### TASK PROMPT
Please copy the rows below word for word, starting at the line that contains "data-point: [318, 146, 324, 152]" and ending at the line that contains "x-tick-label: 2022年12月: [71, 323, 129, 336]", with both of those lines included.

-- begin RECORDS TO USE --

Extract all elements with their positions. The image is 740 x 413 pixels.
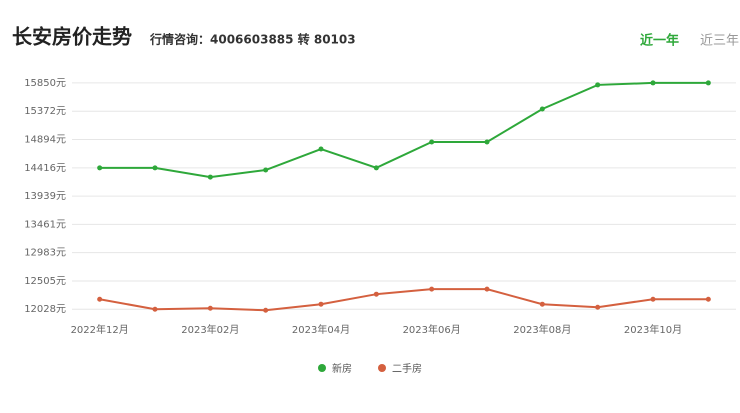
data-point: [318, 146, 324, 152]
data-point: [263, 167, 269, 173]
y-tick-label: 12028元: [24, 304, 66, 315]
x-tick-label: 2023年06月: [403, 323, 461, 336]
series-line: [99, 288, 709, 312]
data-point: [152, 306, 158, 312]
data-point: [539, 106, 545, 112]
tab-active[interactable]: 近一年: [640, 33, 679, 49]
legend-label: 二手房: [392, 362, 422, 375]
data-point: [429, 286, 435, 292]
y-tick-label: 12505元: [24, 276, 66, 287]
data-point: [484, 139, 490, 145]
data-point: [373, 291, 379, 297]
y-tick-label: 15372元: [24, 106, 66, 117]
legend-marker: [378, 364, 386, 372]
x-tick-label: 2022年12月: [71, 323, 129, 336]
tab[interactable]: 近三年: [700, 34, 739, 49]
y-tick-label: 14894元: [24, 135, 66, 146]
data-point: [97, 165, 103, 171]
data-point: [97, 296, 103, 302]
data-point: [207, 174, 213, 180]
legend-marker: [318, 364, 326, 372]
data-point: [650, 296, 656, 302]
data-point: [207, 305, 213, 311]
data-point: [595, 82, 601, 88]
chart-subtitle: 行情咨询：4006603885 转 80103: [149, 32, 356, 47]
x-tick-label: 2023年04月: [292, 323, 350, 336]
data-point: [650, 80, 656, 86]
data-point: [263, 307, 269, 313]
x-tick-label: 2023年02月: [181, 323, 239, 336]
data-point: [539, 301, 545, 307]
y-tick-label: 14416元: [24, 163, 66, 174]
x-tick-label: 2023年08月: [513, 323, 571, 336]
data-point: [484, 286, 490, 292]
y-tick-label: 15850元: [24, 78, 66, 89]
series-line: [99, 81, 709, 179]
data-point: [318, 301, 324, 307]
data-point: [152, 165, 158, 171]
legend-label: 新房: [332, 362, 352, 375]
data-point: [705, 80, 711, 86]
y-tick-label: 13461元: [24, 219, 66, 230]
data-point: [705, 296, 711, 302]
data-point: [373, 165, 379, 171]
x-tick-label: 2023年10月: [624, 323, 682, 336]
y-tick-label: 13939元: [24, 191, 66, 202]
data-point: [595, 304, 601, 310]
chart-title: 长安房价走势: [12, 25, 132, 49]
y-tick-label: 12983元: [24, 248, 66, 259]
data-point: [429, 139, 435, 145]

-- end RECORDS TO USE --

### EXERCISE OUTPUT
data-point: [318, 146, 324, 152]
data-point: [263, 167, 269, 173]
y-tick-label: 12028元: [24, 304, 66, 315]
x-tick-label: 2023年06月: [403, 323, 461, 336]
series-line: [99, 288, 709, 312]
data-point: [152, 306, 158, 312]
data-point: [539, 106, 545, 112]
tab-active[interactable]: 近一年: [640, 33, 679, 49]
legend-label: 二手房: [392, 362, 422, 375]
data-point: [429, 286, 435, 292]
y-tick-label: 12505元: [24, 276, 66, 287]
data-point: [484, 139, 490, 145]
data-point: [373, 291, 379, 297]
y-tick-label: 15372元: [24, 106, 66, 117]
legend-marker: [378, 364, 386, 372]
x-tick-label: 2022年12月: [71, 323, 129, 336]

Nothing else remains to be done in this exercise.